_EXERCISE DETAILS_
Locate the word "quốc" in the material, then show every line that holds it.

[Stored records]
* * * *

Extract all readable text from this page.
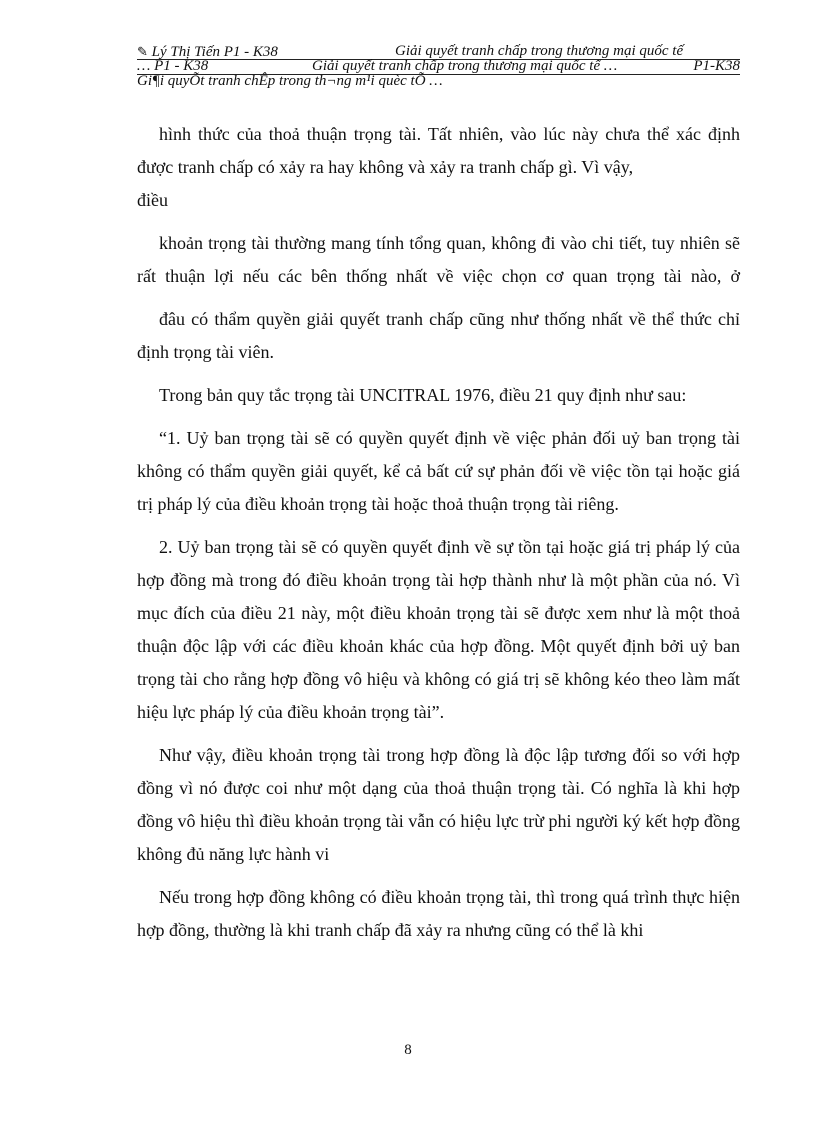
✎ Lý Thị Tiến P1 - K38	Giải quyết tranh chấp trong thương mại quốc tế
… P1 - K38	Giải quyết tranh chấp trong thương mại quốc tế …	P1-K38
Gi¶i quyÕt tranh chÊp trong th¬ng m¹i quèc tÕ …

hình thức của thoả thuận trọng tài. Tất nhiên, vào lúc này chưa thể xác định được tranh chấp có xảy ra hay không và xảy ra tranh chấp gì. Vì vậy,

điều

khoản trọng tài thường mang tính tổng quan, không đi vào chi tiết, tuy nhiên sẽ rất thuận lợi nếu các bên thống nhất về việc chọn cơ quan trọng tài nào, ở

đâu có thẩm quyền giải quyết tranh chấp cũng như thống nhất về thể thức chỉ định trọng tài viên.

Trong bản quy tắc trọng tài UNCITRAL 1976, điều 21 quy định như sau:

“1. Uỷ ban trọng tài sẽ có quyền quyết định về việc phản đối uỷ ban trọng tài không có thẩm quyền giải quyết, kể cả bất cứ sự phản đối về việc tồn tại hoặc giá trị pháp lý của điều khoản trọng tài hoặc thoả thuận trọng tài riêng.

2. Uỷ ban trọng tài sẽ có quyền quyết định về sự tồn tại hoặc giá trị pháp lý của hợp đồng mà trong đó điều khoản trọng tài hợp thành như là một phần của nó. Vì mục đích của điều 21 này, một điều khoản trọng tài sẽ được xem như là một thoả thuận độc lập với các điều khoản khác của hợp đồng. Một quyết định bởi uỷ ban trọng tài cho rằng hợp đồng vô hiệu và không có giá trị sẽ không kéo theo làm mất hiệu lực pháp lý của điều khoản trọng tài”.

Như vậy, điều khoản trọng tài trong hợp đồng là độc lập tương đối so với hợp đồng vì nó được coi như một dạng của thoả thuận trọng tài. Có nghĩa là khi hợp đồng vô hiệu thì điều khoản trọng tài vẫn có hiệu lực trừ phi người ký kết hợp đồng không đủ năng lực hành vi

Nếu trong hợp đồng không có điều khoản trọng tài, thì trong quá trình thực hiện hợp đồng, thường là khi tranh chấp đã xảy ra nhưng cũng có thể là khi

8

* * * *

_SOLUTION TO THE EXERCISE_
✎ Lý Thị Tiến P1 - K38	Giải quyết tranh chấp trong thương mại quốc tế
… P1 - K38	Giải quyết tranh chấp trong thương mại quốc tế …	P1-K38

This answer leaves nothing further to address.